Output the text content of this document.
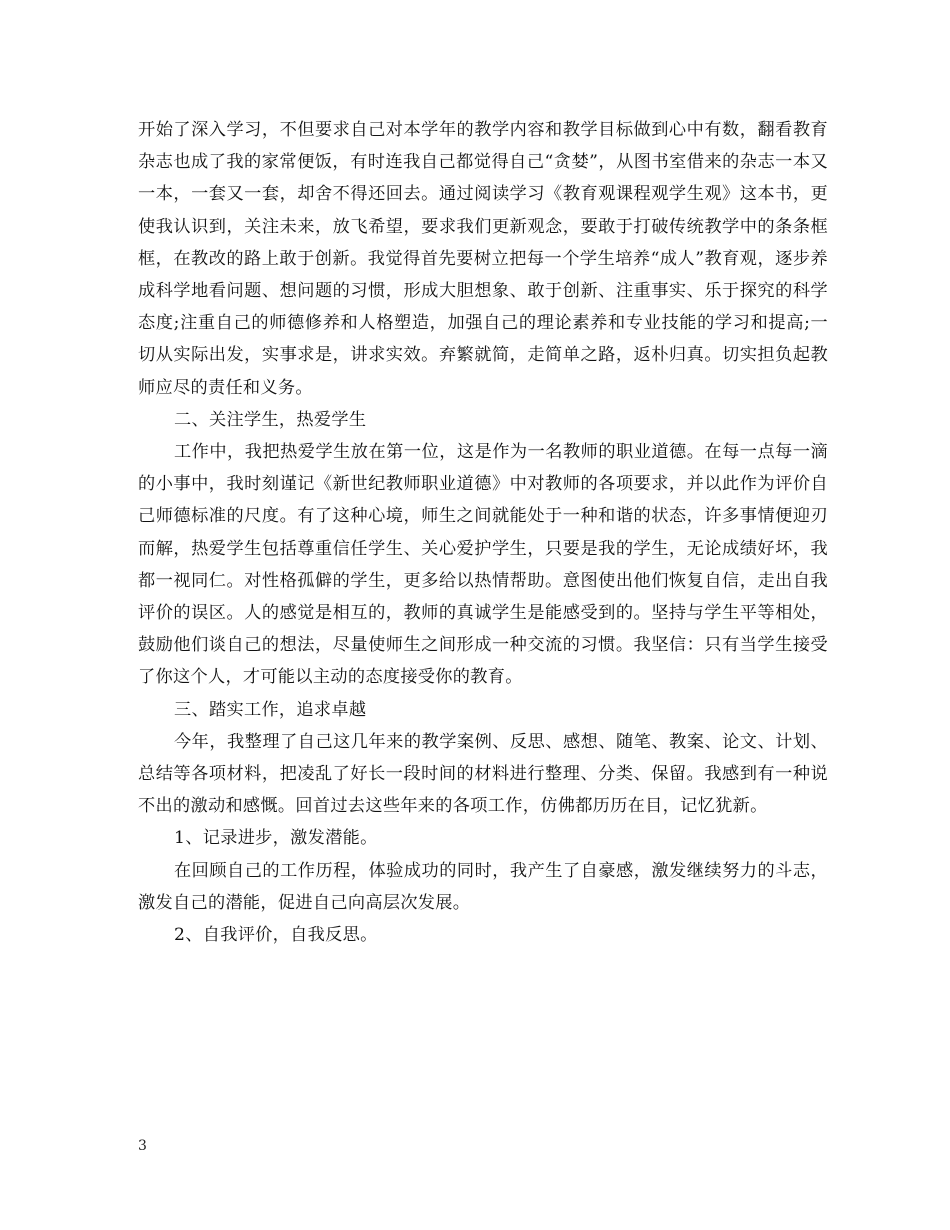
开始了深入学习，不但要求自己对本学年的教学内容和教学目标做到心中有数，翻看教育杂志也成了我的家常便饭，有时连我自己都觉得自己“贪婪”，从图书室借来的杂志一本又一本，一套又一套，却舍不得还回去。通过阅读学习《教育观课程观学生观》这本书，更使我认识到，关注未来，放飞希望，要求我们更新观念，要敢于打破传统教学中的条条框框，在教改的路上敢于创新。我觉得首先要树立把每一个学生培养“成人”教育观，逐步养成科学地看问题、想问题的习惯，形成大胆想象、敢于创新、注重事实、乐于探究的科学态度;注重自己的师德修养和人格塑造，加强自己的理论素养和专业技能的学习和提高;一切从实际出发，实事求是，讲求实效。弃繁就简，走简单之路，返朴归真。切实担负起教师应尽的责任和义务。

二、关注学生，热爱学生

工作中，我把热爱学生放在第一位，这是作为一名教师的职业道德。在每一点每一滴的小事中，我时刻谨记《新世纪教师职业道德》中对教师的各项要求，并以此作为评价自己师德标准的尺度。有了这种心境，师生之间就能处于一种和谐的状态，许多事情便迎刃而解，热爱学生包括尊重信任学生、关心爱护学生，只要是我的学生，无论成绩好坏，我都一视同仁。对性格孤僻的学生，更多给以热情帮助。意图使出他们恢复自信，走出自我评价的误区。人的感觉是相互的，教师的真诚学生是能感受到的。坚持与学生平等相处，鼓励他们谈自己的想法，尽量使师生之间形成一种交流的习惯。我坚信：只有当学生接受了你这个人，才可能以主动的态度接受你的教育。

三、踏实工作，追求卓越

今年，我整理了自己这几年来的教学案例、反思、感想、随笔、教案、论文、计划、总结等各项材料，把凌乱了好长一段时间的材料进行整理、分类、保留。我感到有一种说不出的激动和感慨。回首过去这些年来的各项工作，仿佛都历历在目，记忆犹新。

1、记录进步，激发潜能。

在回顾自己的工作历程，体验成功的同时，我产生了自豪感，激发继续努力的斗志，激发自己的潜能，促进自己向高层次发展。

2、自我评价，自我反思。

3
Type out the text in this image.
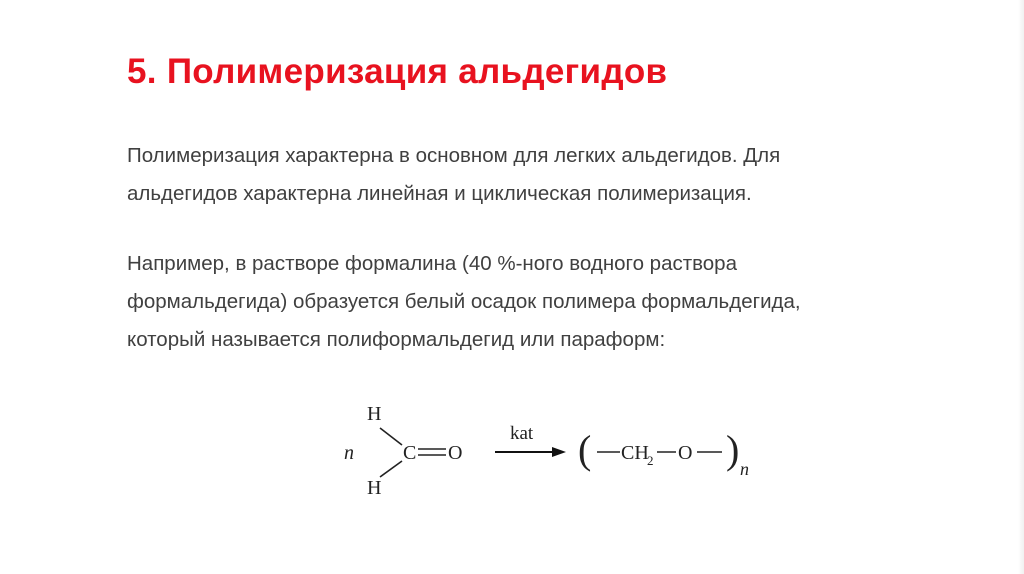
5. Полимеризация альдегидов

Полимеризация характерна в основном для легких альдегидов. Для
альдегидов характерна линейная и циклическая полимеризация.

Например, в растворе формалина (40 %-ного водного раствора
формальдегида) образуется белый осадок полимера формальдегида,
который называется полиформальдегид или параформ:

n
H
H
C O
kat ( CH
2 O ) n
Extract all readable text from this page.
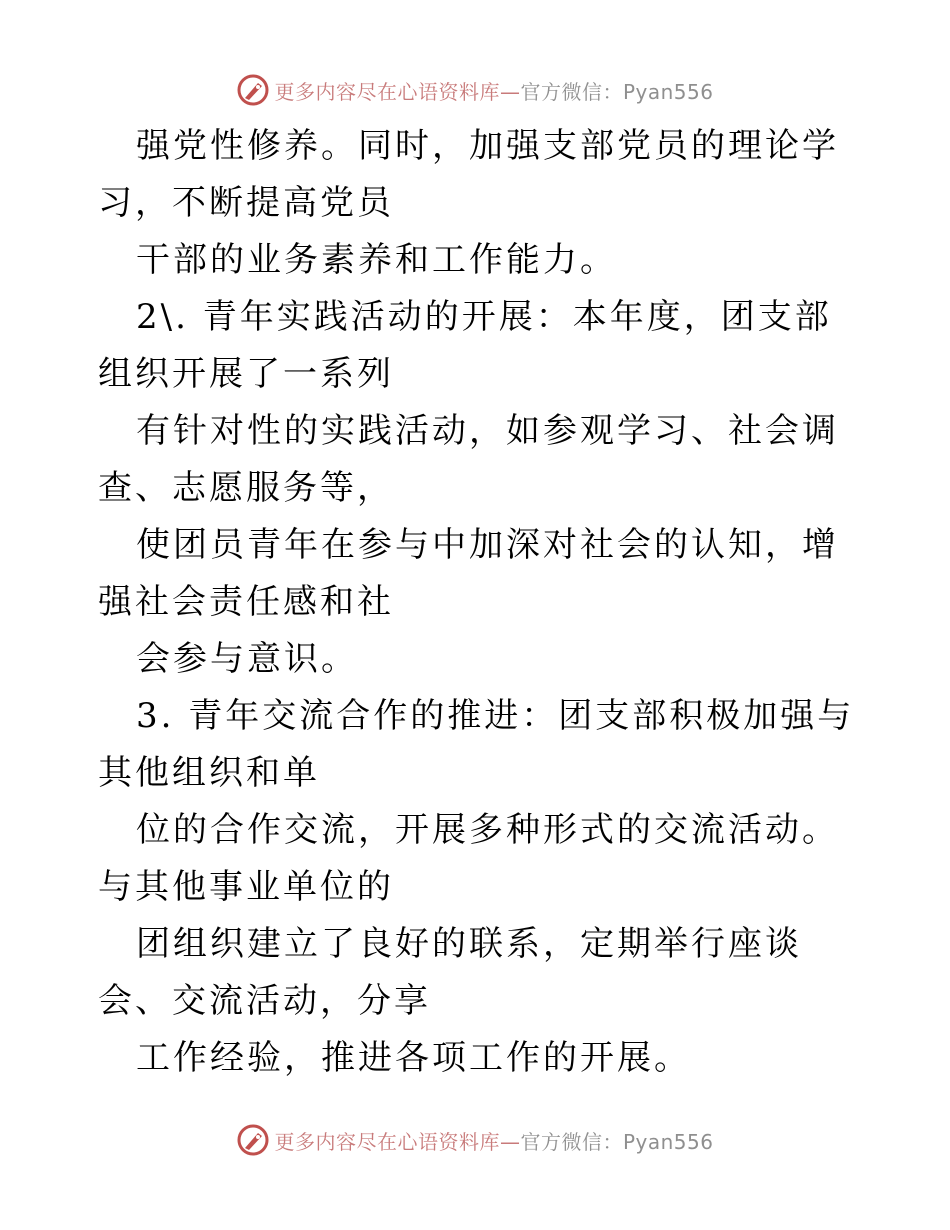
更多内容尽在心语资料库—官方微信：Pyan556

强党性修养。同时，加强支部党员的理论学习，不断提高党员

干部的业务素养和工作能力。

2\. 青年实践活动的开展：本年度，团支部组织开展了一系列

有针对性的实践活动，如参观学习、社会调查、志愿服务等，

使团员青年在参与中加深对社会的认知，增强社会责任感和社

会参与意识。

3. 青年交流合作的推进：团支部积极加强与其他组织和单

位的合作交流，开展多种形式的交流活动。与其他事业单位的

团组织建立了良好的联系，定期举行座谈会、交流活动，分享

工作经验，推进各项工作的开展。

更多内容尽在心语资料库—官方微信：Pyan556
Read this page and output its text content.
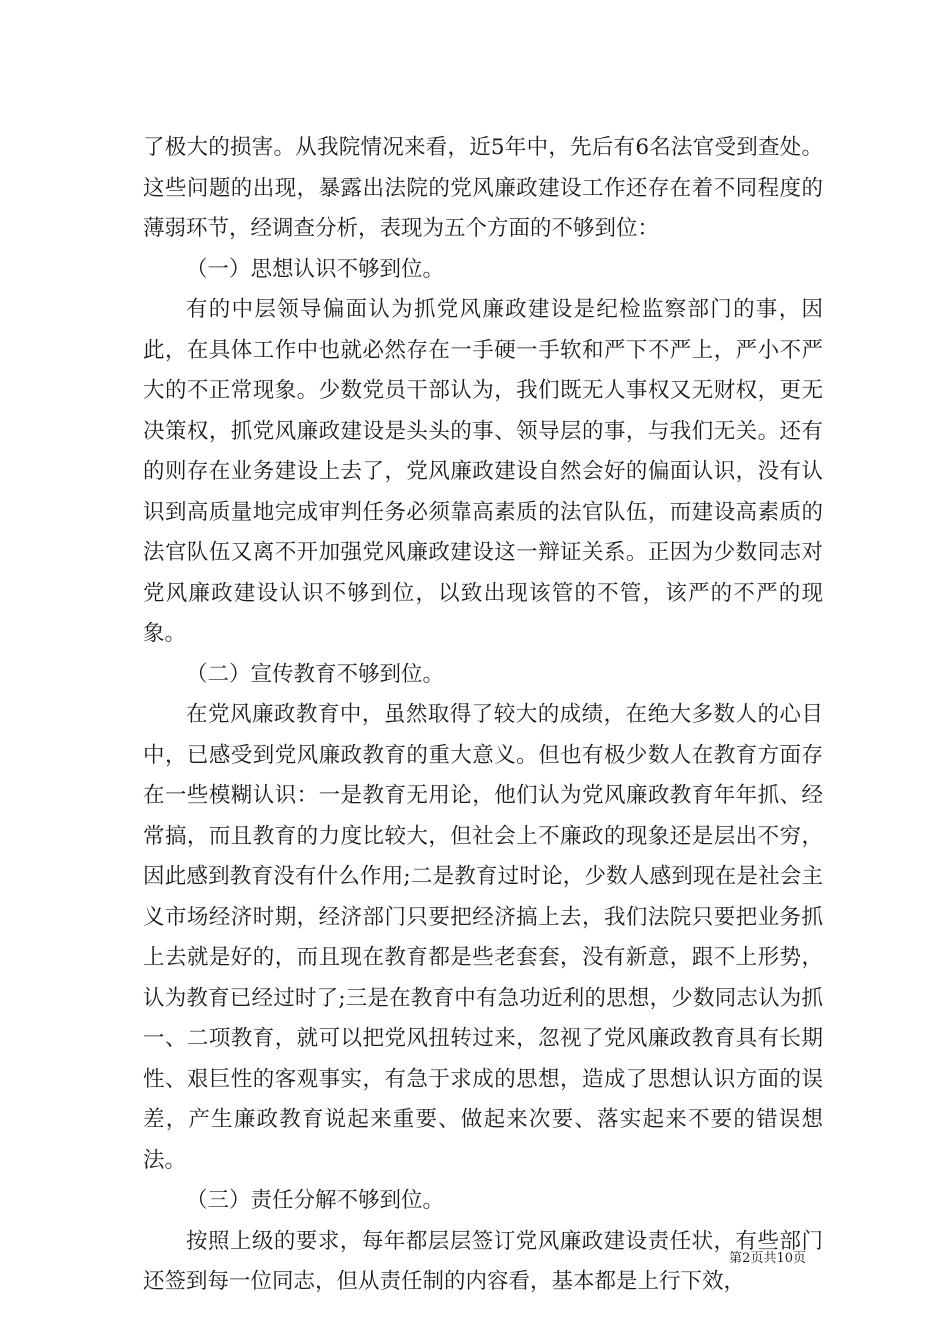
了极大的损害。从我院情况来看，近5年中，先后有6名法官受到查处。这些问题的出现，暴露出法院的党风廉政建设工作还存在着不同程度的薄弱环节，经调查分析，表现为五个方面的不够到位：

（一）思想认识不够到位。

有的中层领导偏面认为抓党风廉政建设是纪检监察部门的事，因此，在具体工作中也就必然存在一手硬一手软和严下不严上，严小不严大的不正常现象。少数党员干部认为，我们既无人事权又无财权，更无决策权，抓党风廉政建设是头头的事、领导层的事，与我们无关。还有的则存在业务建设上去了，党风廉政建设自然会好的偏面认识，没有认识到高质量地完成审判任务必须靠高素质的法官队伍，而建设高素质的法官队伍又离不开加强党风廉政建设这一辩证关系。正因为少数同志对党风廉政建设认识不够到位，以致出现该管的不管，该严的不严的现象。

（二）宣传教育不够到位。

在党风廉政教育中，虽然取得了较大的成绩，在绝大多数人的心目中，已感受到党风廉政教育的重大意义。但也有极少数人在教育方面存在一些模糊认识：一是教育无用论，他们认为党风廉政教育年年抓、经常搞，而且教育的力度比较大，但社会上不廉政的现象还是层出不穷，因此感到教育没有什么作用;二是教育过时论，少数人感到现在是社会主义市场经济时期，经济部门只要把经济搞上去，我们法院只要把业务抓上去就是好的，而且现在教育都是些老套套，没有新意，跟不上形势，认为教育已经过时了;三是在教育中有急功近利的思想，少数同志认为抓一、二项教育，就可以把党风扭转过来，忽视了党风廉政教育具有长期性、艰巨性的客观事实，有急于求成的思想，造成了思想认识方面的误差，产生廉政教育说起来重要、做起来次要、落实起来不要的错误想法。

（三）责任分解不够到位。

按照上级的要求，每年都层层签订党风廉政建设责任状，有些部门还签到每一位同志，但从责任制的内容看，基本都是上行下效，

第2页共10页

§ **What this task involves**: Print again, word for word, every line from the line with "Read this page and output its text content." to the final line of the records, inclusive; skip the pictures.

§ **Task output**:
Read this page and output its text content.
了极大的损害。从我院情况来看，近5年中，先后有6名法官受到查处。这些问题的出现，暴露出法院的党风廉政建设工作还存在着不同程度的薄弱环节，经调查分析，表现为五个方面的不够到位：

（一）思想认识不够到位。

有的中层领导偏面认为抓党风廉政建设是纪检监察部门的事，因此，在具体工作中也就必然存在一手硬一手软和严下不严上，严小不严大的不正常现象。少数党员干部认为，我们既无人事权又无财权，更无决策权，抓党风廉政建设是头头的事、领导层的事，与我们无关。还有的则存在业务建设上去了，党风廉政建设自然会好的偏面认识，没有认识到高质量地完成审判任务必须靠高素质的法官队伍，而建设高素质的法官队伍又离不开加强党风廉政建设这一辩证关系。正因为少数同志对党风廉政建设认识不够到位，以致出现该管的不管，该严的不严的现象。

（二）宣传教育不够到位。

在党风廉政教育中，虽然取得了较大的成绩，在绝大多数人的心目中，已感受到党风廉政教育的重大意义。但也有极少数人在教育方面存在一些模糊认识：一是教育无用论，他们认为党风廉政教育年年抓、经常搞，而且教育的力度比较大，但社会上不廉政的现象还是层出不穷，因此感到教育没有什么作用;二是教育过时论，少数人感到现在是社会主义市场经济时期，经济部门只要把经济搞上去，我们法院只要把业务抓上去就是好的，而且现在教育都是些老套套，没有新意，跟不上形势，认为教育已经过时了;三是在教育中有急功近利的思想，少数同志认为抓一、二项教育，就可以把党风扭转过来，忽视了党风廉政教育具有长期性、艰巨性的客观事实，有急于求成的思想，造成了思想认识方面的误差，产生廉政教育说起来重要、做起来次要、落实起来不要的错误想法。

（三）责任分解不够到位。

按照上级的要求，每年都层层签订党风廉政建设责任状，有些部门还签到每一位同志，但从责任制的内容看，基本都是上行下效，

第2页共10页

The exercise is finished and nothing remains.